**WORK TO BE COMPLETED:** Please give the listing again, word for word, with nothing left out.

(Records)
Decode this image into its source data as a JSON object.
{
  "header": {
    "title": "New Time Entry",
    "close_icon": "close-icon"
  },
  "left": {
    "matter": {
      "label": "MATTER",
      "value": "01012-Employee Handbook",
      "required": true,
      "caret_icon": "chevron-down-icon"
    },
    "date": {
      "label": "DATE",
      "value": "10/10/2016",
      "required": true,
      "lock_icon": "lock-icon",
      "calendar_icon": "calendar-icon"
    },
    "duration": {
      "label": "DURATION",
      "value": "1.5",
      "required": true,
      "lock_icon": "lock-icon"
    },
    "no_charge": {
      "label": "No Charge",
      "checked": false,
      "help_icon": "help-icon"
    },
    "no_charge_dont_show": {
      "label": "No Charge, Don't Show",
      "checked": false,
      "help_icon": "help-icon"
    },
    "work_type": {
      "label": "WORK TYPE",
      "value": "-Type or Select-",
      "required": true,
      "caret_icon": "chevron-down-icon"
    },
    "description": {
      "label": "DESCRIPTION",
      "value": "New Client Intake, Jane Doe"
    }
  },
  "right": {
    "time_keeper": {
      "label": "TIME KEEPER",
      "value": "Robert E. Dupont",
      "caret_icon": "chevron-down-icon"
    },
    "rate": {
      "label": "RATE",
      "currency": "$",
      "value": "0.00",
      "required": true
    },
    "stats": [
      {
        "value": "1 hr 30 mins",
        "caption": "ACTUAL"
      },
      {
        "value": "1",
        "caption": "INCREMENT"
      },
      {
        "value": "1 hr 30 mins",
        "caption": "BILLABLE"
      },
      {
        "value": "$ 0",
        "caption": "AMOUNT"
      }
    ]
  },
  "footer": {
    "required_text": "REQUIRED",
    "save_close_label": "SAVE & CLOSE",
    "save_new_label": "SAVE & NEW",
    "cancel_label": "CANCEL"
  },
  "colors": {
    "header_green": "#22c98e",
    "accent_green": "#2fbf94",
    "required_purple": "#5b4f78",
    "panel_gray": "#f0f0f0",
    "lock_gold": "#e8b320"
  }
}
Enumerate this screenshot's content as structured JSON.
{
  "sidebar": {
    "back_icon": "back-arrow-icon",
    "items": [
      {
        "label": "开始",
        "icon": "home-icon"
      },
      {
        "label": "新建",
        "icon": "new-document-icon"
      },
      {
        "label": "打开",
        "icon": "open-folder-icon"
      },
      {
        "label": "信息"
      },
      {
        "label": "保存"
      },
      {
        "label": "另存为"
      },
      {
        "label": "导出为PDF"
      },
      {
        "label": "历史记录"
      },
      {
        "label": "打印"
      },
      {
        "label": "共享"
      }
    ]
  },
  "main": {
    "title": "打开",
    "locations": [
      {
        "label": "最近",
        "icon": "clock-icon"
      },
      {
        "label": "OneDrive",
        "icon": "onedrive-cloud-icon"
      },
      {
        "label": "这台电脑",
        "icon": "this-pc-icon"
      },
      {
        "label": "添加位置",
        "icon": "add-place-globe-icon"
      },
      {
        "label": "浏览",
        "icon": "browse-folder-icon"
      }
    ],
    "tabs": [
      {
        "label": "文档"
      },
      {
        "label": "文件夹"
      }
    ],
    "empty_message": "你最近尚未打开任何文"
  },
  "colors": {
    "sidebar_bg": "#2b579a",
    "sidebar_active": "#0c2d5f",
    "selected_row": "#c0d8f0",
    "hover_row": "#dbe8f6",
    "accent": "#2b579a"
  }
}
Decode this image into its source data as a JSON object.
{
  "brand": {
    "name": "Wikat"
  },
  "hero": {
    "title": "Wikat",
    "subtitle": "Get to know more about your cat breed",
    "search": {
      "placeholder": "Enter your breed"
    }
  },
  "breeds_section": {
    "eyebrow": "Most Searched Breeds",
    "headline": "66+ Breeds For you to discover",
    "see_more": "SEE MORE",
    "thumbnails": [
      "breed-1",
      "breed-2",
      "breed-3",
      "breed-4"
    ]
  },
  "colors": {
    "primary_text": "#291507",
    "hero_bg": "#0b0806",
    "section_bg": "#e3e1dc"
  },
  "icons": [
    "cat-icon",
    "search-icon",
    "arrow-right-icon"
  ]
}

**FULL SOLUTION:**
Decode this image into its source data as a JSON object.
{
  "header": {
    "title": "New Time Entry",
    "close_icon": "close-icon"
  },
  "left": {
    "matter": {
      "label": "MATTER",
      "value": "01012-Employee Handbook",
      "required": true,
      "caret_icon": "chevron-down-icon"
    },
    "date": {
      "label": "DATE",
      "value": "10/10/2016",
      "required": true,
      "lock_icon": "lock-icon",
      "calendar_icon": "calendar-icon"
    },
    "duration": {
      "label": "DURATION",
      "value": "1.5",
      "required": true,
      "lock_icon": "lock-icon"
    },
    "no_charge": {
      "label": "No Charge",
      "checked": false,
      "help_icon": "help-icon"
    },
    "no_charge_dont_show": {
      "label": "No Charge, Don't Show",
      "checked": false,
      "help_icon": "help-icon"
    },
    "work_type": {
      "label": "WORK TYPE",
      "value": "-Type or Select-",
      "required": true,
      "caret_icon": "chevron-down-icon"
    },
    "description": {
      "label": "DESCRIPTION",
      "value": "New Client Intake, Jane Doe"
    }
  },
  "right": {
    "time_keeper": {
      "label": "TIME KEEPER",
      "value": "Robert E. Dupont",
      "caret_icon": "chevron-down-icon"
    },
    "rate": {
      "label": "RATE",
      "currency": "$",
      "value": "0.00",
      "required": true
    },
    "stats": [
      {
        "value": "1 hr 30 mins",
        "caption": "ACTUAL"
      },
      {
        "value": "1",
        "caption": "INCREMENT"
      },
      {
        "value": "1 hr 30 mins",
        "caption": "BILLABLE"
      },
      {
        "value": "$ 0",
        "caption": "AMOUNT"
      }
    ]
  },
  "footer": {
    "required_text": "REQUIRED",
    "save_close_label": "SAVE & CLOSE",
    "save_new_label": "SAVE & NEW",
    "cancel_label": "CANCEL"
  },
  "colors": {
    "header_green": "#22c98e",
    "accent_green": "#2fbf94",
    "required_purple": "#5b4f78",
    "panel_gray": "#f0f0f0",
    "lock_gold": "#e8b320"
  }
}
Enumerate this screenshot's content as structured JSON.
{
  "sidebar": {
    "back_icon": "back-arrow-icon",
    "items": [
      {
        "label": "开始",
        "icon": "home-icon"
      },
      {
        "label": "新建",
        "icon": "new-document-icon"
      },
      {
        "label": "打开",
        "icon": "open-folder-icon"
      },
      {
        "label": "信息"
      },
      {
        "label": "保存"
      },
      {
        "label": "另存为"
      },
      {
        "label": "导出为PDF"
      },
      {
        "label": "历史记录"
      },
      {
        "label": "打印"
      },
      {
        "label": "共享"
      }
    ]
  },
  "main": {
    "title": "打开",
    "locations": [
      {
        "label": "最近",
        "icon": "clock-icon"
      },
      {
        "label": "OneDrive",
        "icon": "onedrive-cloud-icon"
      },
      {
        "label": "这台电脑",
        "icon": "this-pc-icon"
      },
      {
        "label": "添加位置",
        "icon": "add-place-globe-icon"
      },
      {
        "label": "浏览",
        "icon": "browse-folder-icon"
      }
    ],
    "tabs": [
      {
        "label": "文档"
      },
      {
        "label": "文件夹"
      }
    ],
    "empty_message": "你最近尚未打开任何文"
  },
  "colors": {
    "sidebar_bg": "#2b579a",
    "sidebar_active": "#0c2d5f",
    "selected_row": "#c0d8f0",
    "hover_row": "#dbe8f6",
    "accent": "#2b579a"
  }
}
Decode this image into its source data as a JSON object.
{
  "brand": {
    "name": "Wikat"
  },
  "hero": {
    "title": "Wikat",
    "subtitle": "Get to know more about your cat breed",
    "search": {
      "placeholder": "Enter your breed"
    }
  },
  "breeds_section": {
    "eyebrow": "Most Searched Breeds",
    "headline": "66+ Breeds For you to discover",
    "see_more": "SEE MORE",
    "thumbnails": [
      "breed-1",
      "breed-2",
      "breed-3",
      "breed-4"
    ]
  },
  "colors": {
    "primary_text": "#291507",
    "hero_bg": "#0b0806",
    "section_bg": "#e3e1dc"
  },
  "icons": [
    "cat-icon",
    "search-icon",
    "arrow-right-icon"
  ]
}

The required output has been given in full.